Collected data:
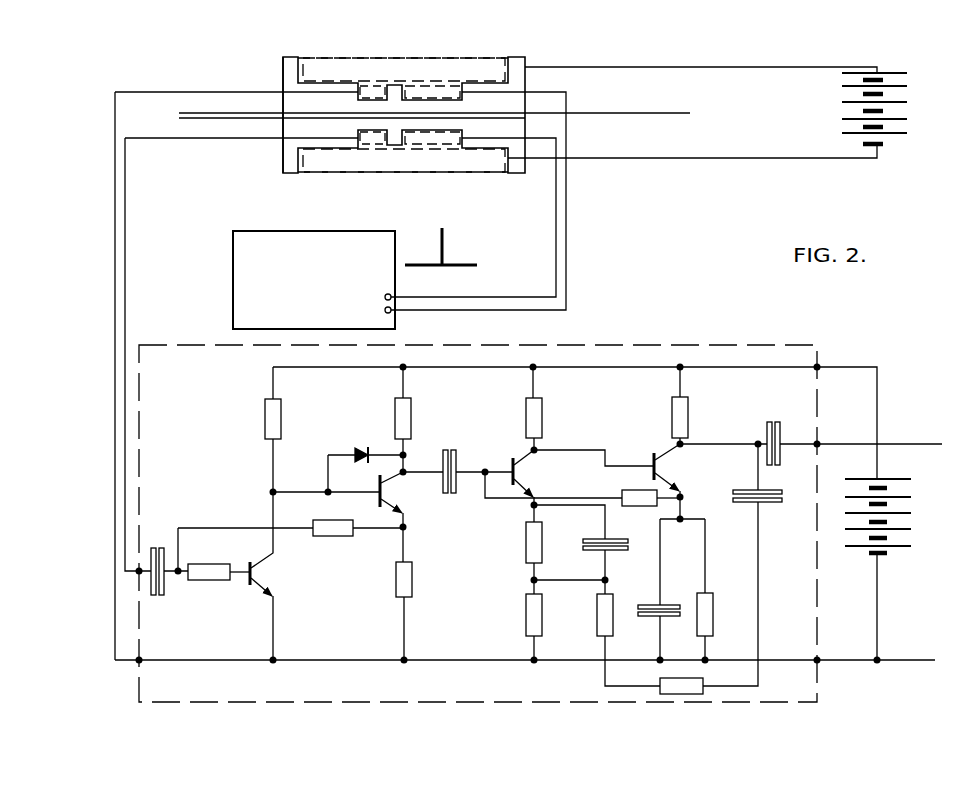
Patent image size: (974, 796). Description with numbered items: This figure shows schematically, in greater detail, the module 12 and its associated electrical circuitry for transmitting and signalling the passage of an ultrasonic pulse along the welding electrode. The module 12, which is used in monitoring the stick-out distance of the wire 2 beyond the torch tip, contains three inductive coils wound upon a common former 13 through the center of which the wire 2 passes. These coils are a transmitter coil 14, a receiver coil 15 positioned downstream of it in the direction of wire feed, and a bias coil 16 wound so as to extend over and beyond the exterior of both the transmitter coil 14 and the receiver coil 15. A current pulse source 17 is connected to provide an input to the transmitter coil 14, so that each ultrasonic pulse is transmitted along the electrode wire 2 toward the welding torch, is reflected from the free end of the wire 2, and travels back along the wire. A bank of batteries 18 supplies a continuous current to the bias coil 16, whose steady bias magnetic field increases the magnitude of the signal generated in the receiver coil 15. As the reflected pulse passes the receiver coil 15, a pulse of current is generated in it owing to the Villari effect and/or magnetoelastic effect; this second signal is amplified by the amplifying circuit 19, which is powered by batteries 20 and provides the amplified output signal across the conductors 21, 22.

The wire 2 is at (647, 113).
The module 12 is at (533, 63).
The common former 13 is at (283, 72).
The transmitter coil 14 is at (435, 140).
The receiver coil 15 is at (373, 142).
The bias coil 16 is at (403, 68).
The current pulse source 17 is at (243, 252).
The bank of batteries 18 is at (885, 99).
The amplifying circuit 19 is at (136, 689).
The batteries 20 is at (897, 537).
The conductor 21 is at (905, 440).
The conductor 22 is at (846, 660).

*The exercise*:
Please transcribe the entries above word for word, leaving the pictures out of your answer.

*Response to this task*:
Patent image size: (974, 796). Description with numbered items: This figure shows schematically, in greater detail, the module 12 and its associated electrical circuitry for transmitting and signalling the passage of an ultrasonic pulse along the welding electrode. The module 12, which is used in monitoring the stick-out distance of the wire 2 beyond the torch tip, contains three inductive coils wound upon a common former 13 through the center of which the wire 2 passes. These coils are a transmitter coil 14, a receiver coil 15 positioned downstream of it in the direction of wire feed, and a bias coil 16 wound so as to extend over and beyond the exterior of both the transmitter coil 14 and the receiver coil 15. A current pulse source 17 is connected to provide an input to the transmitter coil 14, so that each ultrasonic pulse is transmitted along the electrode wire 2 toward the welding torch, is reflected from the free end of the wire 2, and travels back along the wire. A bank of batteries 18 supplies a continuous current to the bias coil 16, whose steady bias magnetic field increases the magnitude of the signal generated in the receiver coil 15. As the reflected pulse passes the receiver coil 15, a pulse of current is generated in it owing to the Villari effect and/or magnetoelastic effect; this second signal is amplified by the amplifying circuit 19, which is powered by batteries 20 and provides the amplified output signal across the conductors 21, 22.

The wire 2 is at (647, 113).
The module 12 is at (533, 63).
The common former 13 is at (283, 72).
The transmitter coil 14 is at (435, 140).
The receiver coil 15 is at (373, 142).
The bias coil 16 is at (403, 68).
The current pulse source 17 is at (243, 252).
The bank of batteries 18 is at (885, 99).
The amplifying circuit 19 is at (136, 689).
The batteries 20 is at (897, 537).
The conductor 21 is at (905, 440).
The conductor 22 is at (846, 660).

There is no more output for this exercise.